--- EXERCISE AIM ---
Copy out all the lines in the records that include the word "color".
Start of DATASET EXCERPTS
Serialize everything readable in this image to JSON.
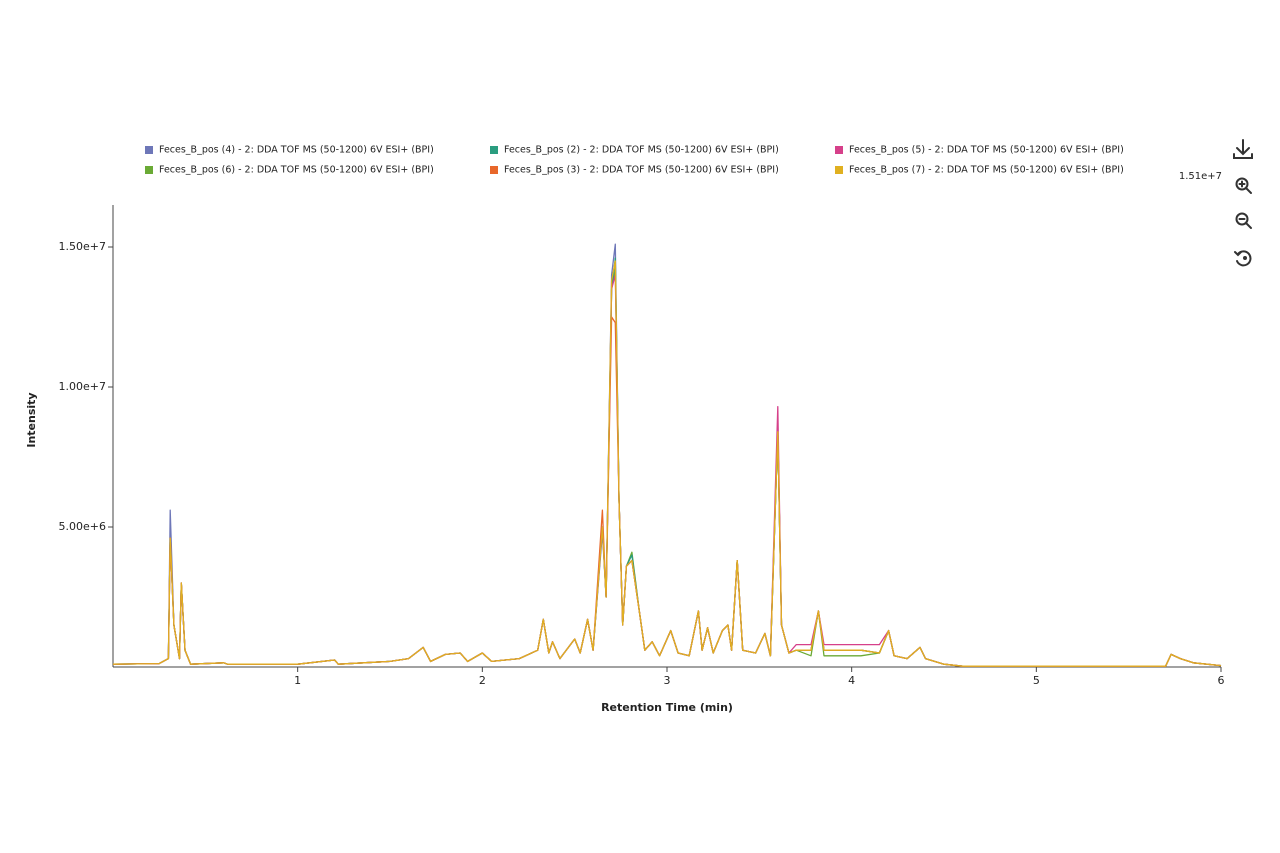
{
  "chart_data": {
    "type": "line",
    "x_label": "Retention Time (min)",
    "y_label": "Intensity",
    "annotation": "1.51e+7",
    "x": [
      0,
      0.25,
      0.3,
      0.31,
      0.33,
      0.36,
      0.37,
      0.39,
      0.42,
      0.6,
      0.62,
      1.0,
      1.2,
      1.22,
      1.5,
      1.6,
      1.68,
      1.72,
      1.8,
      1.88,
      1.92,
      2.0,
      2.05,
      2.2,
      2.3,
      2.33,
      2.36,
      2.38,
      2.42,
      2.5,
      2.53,
      2.57,
      2.6,
      2.65,
      2.67,
      2.7,
      2.72,
      2.74,
      2.76,
      2.78,
      2.81,
      2.85,
      2.88,
      2.92,
      2.96,
      3.02,
      3.06,
      3.12,
      3.17,
      3.19,
      3.22,
      3.25,
      3.3,
      3.33,
      3.35,
      3.38,
      3.41,
      3.48,
      3.53,
      3.56,
      3.6,
      3.62,
      3.66,
      3.7,
      3.78,
      3.82,
      3.85,
      3.95,
      4.05,
      4.15,
      4.2,
      4.23,
      4.3,
      4.37,
      4.4,
      4.5,
      4.6,
      5.0,
      5.7,
      5.73,
      5.78,
      5.85,
      6.0
    ],
    "series": [
      {
        "name": "Feces_B_pos (4) - 2: DDA TOF MS (50-1200) 6V ESI+ (BPI)",
        "color": "#6e77b8",
        "values": [
          100000.0,
          120000.0,
          300000.0,
          5600000.0,
          1500000.0,
          300000.0,
          3000000.0,
          600000.0,
          100000.0,
          150000.0,
          100000.0,
          100000.0,
          250000.0,
          100000.0,
          200000.0,
          300000.0,
          700000.0,
          200000.0,
          450000.0,
          500000.0,
          200000.0,
          500000.0,
          200000.0,
          300000.0,
          600000.0,
          1700000.0,
          500000.0,
          900000.0,
          300000.0,
          1000000.0,
          500000.0,
          1700000.0,
          600000.0,
          4800000.0,
          2500000.0,
          14000000.0,
          15100000.0,
          6000000.0,
          1500000.0,
          3600000.0,
          3800000.0,
          2000000.0,
          600000.0,
          900000.0,
          400000.0,
          1300000.0,
          500000.0,
          400000.0,
          2000000.0,
          600000.0,
          1400000.0,
          500000.0,
          1300000.0,
          1500000.0,
          600000.0,
          3800000.0,
          600000.0,
          500000.0,
          1200000.0,
          400000.0,
          8400000.0,
          1500000.0,
          500000.0,
          600000.0,
          600000.0,
          2000000.0,
          600000.0,
          600000.0,
          600000.0,
          500000.0,
          1300000.0,
          400000.0,
          300000.0,
          700000.0,
          300000.0,
          100000.0,
          30000.0,
          30000.0,
          30000.0,
          450000.0,
          300000.0,
          150000.0,
          50000.0
        ]
      },
      {
        "name": "Feces_B_pos (6) - 2: DDA TOF MS (50-1200) 6V ESI+ (BPI)",
        "color": "#6aaa35",
        "values": [
          100000.0,
          120000.0,
          300000.0,
          4600000.0,
          1500000.0,
          300000.0,
          3000000.0,
          600000.0,
          100000.0,
          150000.0,
          100000.0,
          100000.0,
          250000.0,
          100000.0,
          200000.0,
          300000.0,
          700000.0,
          200000.0,
          450000.0,
          500000.0,
          200000.0,
          500000.0,
          200000.0,
          300000.0,
          600000.0,
          1700000.0,
          500000.0,
          900000.0,
          300000.0,
          1000000.0,
          500000.0,
          1700000.0,
          600000.0,
          5000000.0,
          2500000.0,
          13500000.0,
          14200000.0,
          6000000.0,
          1500000.0,
          3600000.0,
          4100000.0,
          2000000.0,
          600000.0,
          900000.0,
          400000.0,
          1300000.0,
          500000.0,
          400000.0,
          2000000.0,
          600000.0,
          1400000.0,
          500000.0,
          1300000.0,
          1500000.0,
          600000.0,
          3800000.0,
          600000.0,
          500000.0,
          1200000.0,
          400000.0,
          8400000.0,
          1500000.0,
          500000.0,
          600000.0,
          400000.0,
          2000000.0,
          400000.0,
          400000.0,
          400000.0,
          500000.0,
          1300000.0,
          400000.0,
          300000.0,
          700000.0,
          300000.0,
          100000.0,
          30000.0,
          30000.0,
          30000.0,
          450000.0,
          300000.0,
          150000.0,
          50000.0
        ]
      },
      {
        "name": "Feces_B_pos (2) - 2: DDA TOF MS (50-1200) 6V ESI+ (BPI)",
        "color": "#2a9d7f",
        "values": [
          100000.0,
          120000.0,
          300000.0,
          4600000.0,
          1500000.0,
          300000.0,
          3000000.0,
          600000.0,
          100000.0,
          150000.0,
          100000.0,
          100000.0,
          250000.0,
          100000.0,
          200000.0,
          300000.0,
          700000.0,
          200000.0,
          450000.0,
          500000.0,
          200000.0,
          500000.0,
          200000.0,
          300000.0,
          600000.0,
          1700000.0,
          500000.0,
          900000.0,
          300000.0,
          1000000.0,
          500000.0,
          1700000.0,
          600000.0,
          5000000.0,
          2500000.0,
          13500000.0,
          14600000.0,
          6000000.0,
          1500000.0,
          3600000.0,
          4000000.0,
          2000000.0,
          600000.0,
          900000.0,
          400000.0,
          1300000.0,
          500000.0,
          400000.0,
          2000000.0,
          600000.0,
          1400000.0,
          500000.0,
          1300000.0,
          1500000.0,
          600000.0,
          3800000.0,
          600000.0,
          500000.0,
          1200000.0,
          400000.0,
          8400000.0,
          1500000.0,
          500000.0,
          600000.0,
          600000.0,
          2000000.0,
          600000.0,
          600000.0,
          600000.0,
          500000.0,
          1300000.0,
          400000.0,
          300000.0,
          700000.0,
          300000.0,
          100000.0,
          30000.0,
          30000.0,
          30000.0,
          450000.0,
          300000.0,
          150000.0,
          50000.0
        ]
      },
      {
        "name": "Feces_B_pos (3) - 2: DDA TOF MS (50-1200) 6V ESI+ (BPI)",
        "color": "#e8672a",
        "values": [
          100000.0,
          120000.0,
          300000.0,
          4600000.0,
          1500000.0,
          300000.0,
          3000000.0,
          600000.0,
          100000.0,
          150000.0,
          100000.0,
          100000.0,
          250000.0,
          100000.0,
          200000.0,
          300000.0,
          700000.0,
          200000.0,
          450000.0,
          500000.0,
          200000.0,
          500000.0,
          200000.0,
          300000.0,
          600000.0,
          1700000.0,
          500000.0,
          900000.0,
          300000.0,
          1000000.0,
          500000.0,
          1700000.0,
          600000.0,
          5600000.0,
          2500000.0,
          12500000.0,
          12300000.0,
          6000000.0,
          1500000.0,
          3600000.0,
          3800000.0,
          2000000.0,
          600000.0,
          900000.0,
          400000.0,
          1300000.0,
          500000.0,
          400000.0,
          2000000.0,
          600000.0,
          1400000.0,
          500000.0,
          1300000.0,
          1500000.0,
          600000.0,
          3800000.0,
          600000.0,
          500000.0,
          1200000.0,
          400000.0,
          8500000.0,
          1500000.0,
          500000.0,
          600000.0,
          600000.0,
          2000000.0,
          600000.0,
          600000.0,
          600000.0,
          500000.0,
          1300000.0,
          400000.0,
          300000.0,
          700000.0,
          300000.0,
          100000.0,
          30000.0,
          30000.0,
          30000.0,
          450000.0,
          300000.0,
          150000.0,
          50000.0
        ]
      },
      {
        "name": "Feces_B_pos (5) - 2: DDA TOF MS (50-1200) 6V ESI+ (BPI)",
        "color": "#d6408a",
        "values": [
          100000.0,
          120000.0,
          300000.0,
          4600000.0,
          1500000.0,
          300000.0,
          3000000.0,
          600000.0,
          100000.0,
          150000.0,
          100000.0,
          100000.0,
          250000.0,
          100000.0,
          200000.0,
          300000.0,
          700000.0,
          200000.0,
          450000.0,
          500000.0,
          200000.0,
          500000.0,
          200000.0,
          300000.0,
          600000.0,
          1700000.0,
          500000.0,
          900000.0,
          300000.0,
          1000000.0,
          500000.0,
          1700000.0,
          600000.0,
          5000000.0,
          2500000.0,
          13500000.0,
          14000000.0,
          6000000.0,
          1500000.0,
          3600000.0,
          3800000.0,
          2000000.0,
          600000.0,
          900000.0,
          400000.0,
          1300000.0,
          500000.0,
          400000.0,
          2000000.0,
          600000.0,
          1400000.0,
          500000.0,
          1300000.0,
          1500000.0,
          600000.0,
          3800000.0,
          600000.0,
          500000.0,
          1200000.0,
          400000.0,
          9300000.0,
          1500000.0,
          500000.0,
          800000.0,
          800000.0,
          2000000.0,
          800000.0,
          800000.0,
          800000.0,
          800000.0,
          1300000.0,
          400000.0,
          300000.0,
          700000.0,
          300000.0,
          100000.0,
          30000.0,
          30000.0,
          30000.0,
          450000.0,
          300000.0,
          150000.0,
          50000.0
        ]
      },
      {
        "name": "Feces_B_pos (7) - 2: DDA TOF MS (50-1200) 6V ESI+ (BPI)",
        "color": "#e0b020",
        "values": [
          100000.0,
          120000.0,
          300000.0,
          4600000.0,
          1500000.0,
          300000.0,
          3000000.0,
          600000.0,
          100000.0,
          150000.0,
          100000.0,
          100000.0,
          250000.0,
          100000.0,
          200000.0,
          300000.0,
          700000.0,
          200000.0,
          450000.0,
          500000.0,
          200000.0,
          500000.0,
          200000.0,
          300000.0,
          600000.0,
          1700000.0,
          500000.0,
          900000.0,
          300000.0,
          1000000.0,
          500000.0,
          1700000.0,
          600000.0,
          5000000.0,
          2500000.0,
          13800000.0,
          14500000.0,
          6000000.0,
          1500000.0,
          3600000.0,
          3800000.0,
          2000000.0,
          600000.0,
          900000.0,
          400000.0,
          1300000.0,
          500000.0,
          400000.0,
          2000000.0,
          600000.0,
          1400000.0,
          500000.0,
          1300000.0,
          1500000.0,
          600000.0,
          3800000.0,
          600000.0,
          500000.0,
          1200000.0,
          400000.0,
          8400000.0,
          1500000.0,
          500000.0,
          600000.0,
          600000.0,
          2000000.0,
          600000.0,
          600000.0,
          600000.0,
          500000.0,
          1300000.0,
          400000.0,
          300000.0,
          700000.0,
          300000.0,
          100000.0,
          30000.0,
          30000.0,
          30000.0,
          450000.0,
          300000.0,
          150000.0,
          50000.0
        ]
      }
    ],
    "xlim": [
      0,
      6
    ],
    "xticks": [
      1,
      2,
      3,
      4,
      5,
      6
    ],
    "ylim": [
      0,
      16500000
    ],
    "yticks": [
      {
        "value": 5000000,
        "label": "5.00e+6"
      },
      {
        "value": 10000000,
        "label": "1.00e+7"
      },
      {
        "value": 15000000,
        "label": "1.50e+7"
      }
    ],
    "grid": false
  }
}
End of DATASET EXCERPTS
--- ANSWER TO THIS EXERCISE ---
        "color": "#6e77b8",
        "color": "#6aaa35",
        "color": "#2a9d7f",
        "color": "#e8672a",
        "color": "#d6408a",
        "color": "#e0b020",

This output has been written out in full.